Which distinct function names appear in the patch review? List each one once.

* SOURCE TEXT:
# # # # #

[PATCH] D59149: [LV] move useEmulatedMaskMemRefHack() functionality to TTI.

Tue Mar 19 02:02:45 PDT 2019

markus added a comment.

I guess what we want to achieve here (and please correct me if I am wrong) is

- For this first patch to have zero impact on generated code
- Allow targets to to start overriding `getEmulatedMaskMemRefCost` and return some sensible cost for the single operation being queried (and not just `3000000` or `0`)

================
Comment at: llvm/lib/Transforms/Vectorize/LoopVectorize.cpp:5251
+        if (TTI.getEmulatedMaskMemRefCost(&I, NumPredStores,
+                                          NumberOfStoresToPredicate) == 0 &&
             computePredInstDiscount(&I, ScalarCosts, VF) >= 0)
----------------
Would this still work if we allow `getEmulatedMaskMemRefCost` to return an actual cost and not just `3000000` or `0`?

================
Comment at: llvm/lib/Transforms/Vectorize/LoopVectorize.cpp:5488

-    if (useEmulatedMaskMemRefHack(I))

# # # # #

* DATA SECTION:
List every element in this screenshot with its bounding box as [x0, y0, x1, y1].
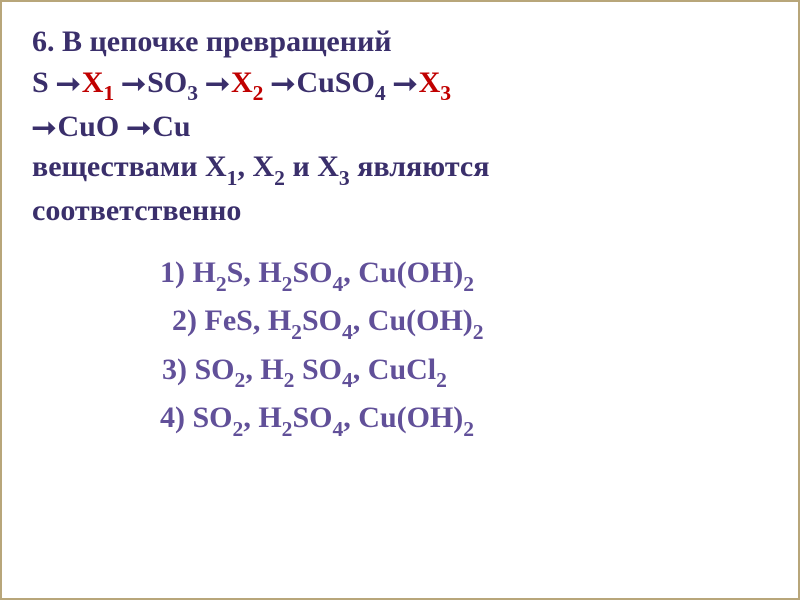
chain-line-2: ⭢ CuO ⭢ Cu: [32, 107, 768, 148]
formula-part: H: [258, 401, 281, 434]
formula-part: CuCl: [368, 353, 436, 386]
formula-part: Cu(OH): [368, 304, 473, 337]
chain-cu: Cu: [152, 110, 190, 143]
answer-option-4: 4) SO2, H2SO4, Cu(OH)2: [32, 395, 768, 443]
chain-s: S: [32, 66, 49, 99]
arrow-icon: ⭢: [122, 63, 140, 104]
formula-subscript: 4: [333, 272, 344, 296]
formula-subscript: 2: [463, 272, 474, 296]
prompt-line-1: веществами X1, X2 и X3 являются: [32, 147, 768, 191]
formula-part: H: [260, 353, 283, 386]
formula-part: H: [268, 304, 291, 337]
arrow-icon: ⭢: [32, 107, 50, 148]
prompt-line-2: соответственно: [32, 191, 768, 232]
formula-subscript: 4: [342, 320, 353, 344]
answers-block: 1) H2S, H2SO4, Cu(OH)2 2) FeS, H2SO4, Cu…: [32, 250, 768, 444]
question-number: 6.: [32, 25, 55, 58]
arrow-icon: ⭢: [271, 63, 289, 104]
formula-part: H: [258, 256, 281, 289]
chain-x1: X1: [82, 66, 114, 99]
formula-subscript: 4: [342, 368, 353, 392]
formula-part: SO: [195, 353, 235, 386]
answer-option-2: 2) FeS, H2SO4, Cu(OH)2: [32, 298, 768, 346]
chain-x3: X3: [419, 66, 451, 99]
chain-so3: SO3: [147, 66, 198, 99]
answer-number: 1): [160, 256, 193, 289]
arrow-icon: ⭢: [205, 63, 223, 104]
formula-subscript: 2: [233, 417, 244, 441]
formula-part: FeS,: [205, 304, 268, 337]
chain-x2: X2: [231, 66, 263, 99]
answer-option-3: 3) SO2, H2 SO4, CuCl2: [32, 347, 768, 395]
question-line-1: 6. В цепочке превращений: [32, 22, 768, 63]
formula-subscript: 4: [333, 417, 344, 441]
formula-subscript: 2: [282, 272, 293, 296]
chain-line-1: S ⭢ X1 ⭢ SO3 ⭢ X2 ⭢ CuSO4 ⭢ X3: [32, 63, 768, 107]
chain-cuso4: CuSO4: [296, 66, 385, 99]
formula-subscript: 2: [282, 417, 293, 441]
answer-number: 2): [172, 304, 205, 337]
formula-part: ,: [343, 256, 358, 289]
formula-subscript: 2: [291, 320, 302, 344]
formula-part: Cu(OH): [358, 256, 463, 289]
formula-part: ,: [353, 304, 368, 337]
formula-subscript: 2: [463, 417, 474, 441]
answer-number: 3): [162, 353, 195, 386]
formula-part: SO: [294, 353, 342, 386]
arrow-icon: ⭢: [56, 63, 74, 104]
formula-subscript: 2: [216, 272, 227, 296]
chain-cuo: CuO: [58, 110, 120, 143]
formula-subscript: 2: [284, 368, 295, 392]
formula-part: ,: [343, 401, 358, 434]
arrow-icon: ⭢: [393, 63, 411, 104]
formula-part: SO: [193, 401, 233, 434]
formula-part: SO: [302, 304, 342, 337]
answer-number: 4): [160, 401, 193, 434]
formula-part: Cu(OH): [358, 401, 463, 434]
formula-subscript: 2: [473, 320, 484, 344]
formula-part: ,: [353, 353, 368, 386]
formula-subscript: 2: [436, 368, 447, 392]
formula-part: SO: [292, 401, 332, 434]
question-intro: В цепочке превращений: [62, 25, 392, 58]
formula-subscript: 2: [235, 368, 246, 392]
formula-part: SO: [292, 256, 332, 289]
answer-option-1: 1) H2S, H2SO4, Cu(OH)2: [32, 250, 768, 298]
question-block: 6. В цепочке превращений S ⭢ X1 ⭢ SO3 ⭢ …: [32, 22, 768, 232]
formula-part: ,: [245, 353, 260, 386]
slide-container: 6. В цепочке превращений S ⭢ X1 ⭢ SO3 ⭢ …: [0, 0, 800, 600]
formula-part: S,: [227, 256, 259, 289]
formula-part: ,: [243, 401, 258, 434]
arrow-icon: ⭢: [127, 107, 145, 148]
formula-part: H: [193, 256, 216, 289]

# # # # #

* TASK RESPONSE: useEmulatedMaskMemRefHack, getEmulatedMaskMemRefCost, computePredInstDiscount